# START OF MATERIAL FOR THE TASK

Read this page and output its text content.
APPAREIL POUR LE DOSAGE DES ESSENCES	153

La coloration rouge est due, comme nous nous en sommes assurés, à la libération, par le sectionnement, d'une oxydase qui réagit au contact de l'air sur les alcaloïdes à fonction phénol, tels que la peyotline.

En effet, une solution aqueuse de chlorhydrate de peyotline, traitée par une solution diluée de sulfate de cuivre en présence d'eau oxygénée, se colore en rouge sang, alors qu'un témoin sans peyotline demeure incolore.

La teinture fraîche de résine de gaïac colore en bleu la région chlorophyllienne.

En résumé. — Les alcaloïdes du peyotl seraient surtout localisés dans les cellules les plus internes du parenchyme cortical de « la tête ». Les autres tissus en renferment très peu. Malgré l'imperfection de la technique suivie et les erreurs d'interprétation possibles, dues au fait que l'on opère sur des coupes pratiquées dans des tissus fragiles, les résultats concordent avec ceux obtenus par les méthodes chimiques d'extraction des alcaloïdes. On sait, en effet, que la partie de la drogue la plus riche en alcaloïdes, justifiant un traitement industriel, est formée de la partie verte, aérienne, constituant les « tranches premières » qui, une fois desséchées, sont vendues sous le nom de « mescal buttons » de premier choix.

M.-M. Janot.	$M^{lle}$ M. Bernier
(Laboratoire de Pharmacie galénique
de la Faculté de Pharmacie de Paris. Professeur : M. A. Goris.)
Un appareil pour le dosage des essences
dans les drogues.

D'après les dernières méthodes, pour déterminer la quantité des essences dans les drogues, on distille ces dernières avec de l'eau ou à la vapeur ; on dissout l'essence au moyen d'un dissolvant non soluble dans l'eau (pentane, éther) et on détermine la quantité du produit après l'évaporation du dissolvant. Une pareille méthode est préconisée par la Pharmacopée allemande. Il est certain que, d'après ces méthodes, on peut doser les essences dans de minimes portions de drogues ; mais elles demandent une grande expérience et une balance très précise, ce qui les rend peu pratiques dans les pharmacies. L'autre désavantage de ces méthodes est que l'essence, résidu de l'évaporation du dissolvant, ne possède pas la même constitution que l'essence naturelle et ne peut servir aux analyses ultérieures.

# END OF MATERIAL FOR THE TASK

▶ [EXERCISE PROMPT] From the listing above, copy every line that includes the word "alcaloïdes".

▶ [WRITTEN RESPONSE]
La coloration rouge est due, comme nous nous en sommes assurés, à la libération, par le sectionnement, d'une oxydase qui réagit au contact de l'air sur les alcaloïdes à fonction phénol, tels que la peyotline.
En résumé. — Les alcaloïdes du peyotl seraient surtout localisés dans les cellules les plus internes du parenchyme cortical de « la tête ». Les autres tissus en renferment très peu. Malgré l'imperfection de la technique suivie et les erreurs d'interprétation possibles, dues au fait que l'on opère sur des coupes pratiquées dans des tissus fragiles, les résultats concordent avec ceux obtenus par les méthodes chimiques d'extraction des alcaloïdes. On sait, en effet, que la partie de la drogue la plus riche en alcaloïdes, justifiant un traitement industriel, est formée de la partie verte, aérienne, constituant les « tranches premières » qui, une fois desséchées, sont vendues sous le nom de « mescal buttons » de premier choix.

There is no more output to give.